### [ЗАДАНИЕ]
Как в отрывке Мандельштам, уточняя свою мысль, называет поэму Данте вместо «строфы»?

### [ПРЕДОСТАВЛЕННЫЙ ОТРЫВОК]
================
С немалым основанием можно сказать, что во взаимодействии этих внефабульных приемов возникает поэтическая форма романа-поэмы Павича, формообразование которого (если воспользоваться сказанным О.Э. Мандельштамом о «Божественной комедии») «превосходит наши представления о сочинительстве композиции»[521]. Ибо, с одной стороны, по метафорически выраженной мысли Мандельштама, здесь будто «производится грандиозный опыт Фуке, но не одним, а множеством маятников, перемахивающих друг в друга», где «пространство существует лишь постольку, поскольку оно влагалище для амплитуд». И подобно образам Данте, «уточнить образы» Павича «так же немыслимо, как перечислить фамилии людей, участвовавших в переселении народов»[522]. С другой стороны, «Хазарский словарь», как и поэма Данте в понимании Мандельштама, «представляет собой одну, единственную, единую и недробимую строфу». Или, вернее, уточняет русский поэт, «не строфу, а кристаллографическую фигуру», которую «насквозь пронзает безостановочная, формообразующая тяга»[523].
================
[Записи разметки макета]
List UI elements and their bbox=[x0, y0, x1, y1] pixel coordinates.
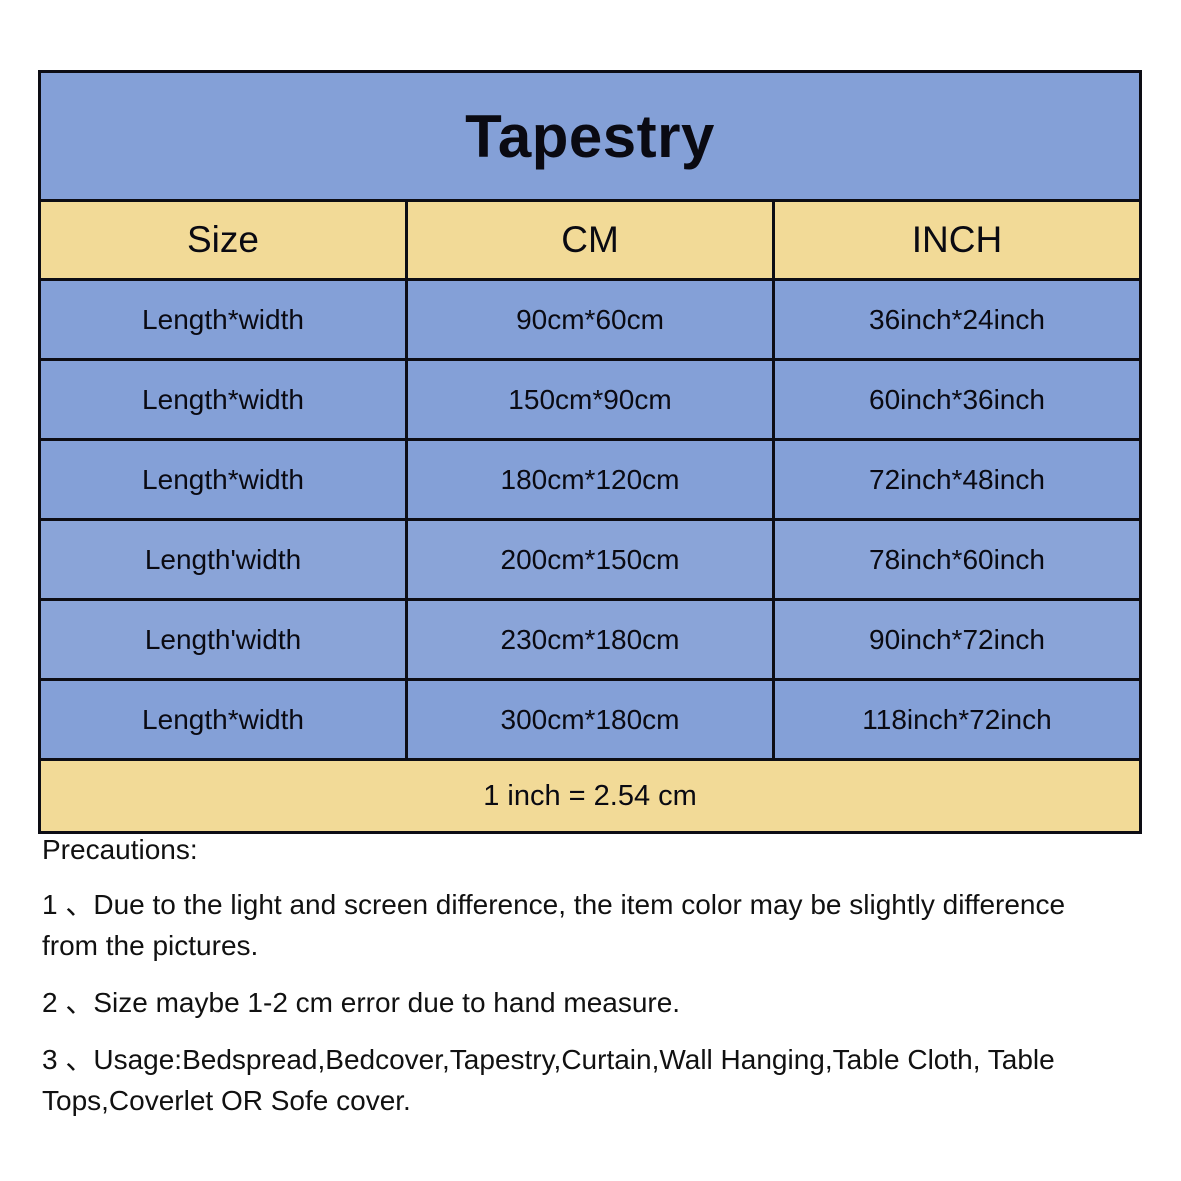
cell-inch: 78inch*60inch bbox=[772, 518, 1142, 601]
precaution-item-1: 1 、Due to the light and screen differenc… bbox=[42, 889, 1066, 961]
size-table-container: Tapestry Size CM INCH Length*width 90cm*… bbox=[38, 70, 1142, 834]
cell-inch: 60inch*36inch bbox=[772, 358, 1142, 441]
precautions-section: Precautions: 1 、Due to the light and scr… bbox=[42, 828, 1142, 1121]
cell-size: Length*width bbox=[38, 438, 408, 521]
table-title-row: Tapestry bbox=[38, 70, 1142, 202]
cell-cm: 90cm*60cm bbox=[405, 278, 775, 361]
unit-conversion-note: 1 inch = 2.54 cm bbox=[38, 758, 1142, 834]
table-row: Length'width 230cm*180cm 90inch*72inch bbox=[38, 598, 1142, 681]
cell-inch: 118inch*72inch bbox=[772, 678, 1142, 761]
column-header-inch: INCH bbox=[772, 199, 1142, 281]
cell-inch: 72inch*48inch bbox=[772, 438, 1142, 521]
table-title: Tapestry bbox=[38, 70, 1142, 202]
table-header-row: Size CM INCH bbox=[38, 199, 1142, 281]
cell-size: Length'width bbox=[38, 598, 408, 681]
table-row: Length*width 300cm*180cm 118inch*72inch bbox=[38, 678, 1142, 761]
size-table: Tapestry Size CM INCH Length*width 90cm*… bbox=[38, 70, 1142, 834]
cell-inch: 90inch*72inch bbox=[772, 598, 1142, 681]
table-row: Length*width 90cm*60cm 36inch*24inch bbox=[38, 278, 1142, 361]
precaution-item-3: 3 、Usage:Bedspread,Bedcover,Tapestry,Cur… bbox=[42, 1044, 1055, 1116]
cell-inch: 36inch*24inch bbox=[772, 278, 1142, 361]
table-row: Length'width 200cm*150cm 78inch*60inch bbox=[38, 518, 1142, 601]
column-header-size: Size bbox=[38, 199, 408, 281]
cell-size: Length*width bbox=[38, 358, 408, 441]
table-row: Length*width 150cm*90cm 60inch*36inch bbox=[38, 358, 1142, 441]
cell-cm: 150cm*90cm bbox=[405, 358, 775, 441]
cell-cm: 300cm*180cm bbox=[405, 678, 775, 761]
table-footer-row: 1 inch = 2.54 cm bbox=[38, 758, 1142, 834]
cell-cm: 180cm*120cm bbox=[405, 438, 775, 521]
cell-size: Length*width bbox=[38, 678, 408, 761]
cell-size: Length*width bbox=[38, 278, 408, 361]
cell-cm: 200cm*150cm bbox=[405, 518, 775, 601]
cell-cm: 230cm*180cm bbox=[405, 598, 775, 681]
precaution-item-2: 2 、Size maybe 1-2 cm error due to hand m… bbox=[42, 987, 681, 1018]
column-header-cm: CM bbox=[405, 199, 775, 281]
table-row: Length*width 180cm*120cm 72inch*48inch bbox=[38, 438, 1142, 521]
precautions-title: Precautions: bbox=[42, 834, 198, 865]
cell-size: Length'width bbox=[38, 518, 408, 601]
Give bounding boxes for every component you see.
================
### [РЕЗУЛЬТАТ ЗАДАНИЯ]
Кристаллографической фигурой.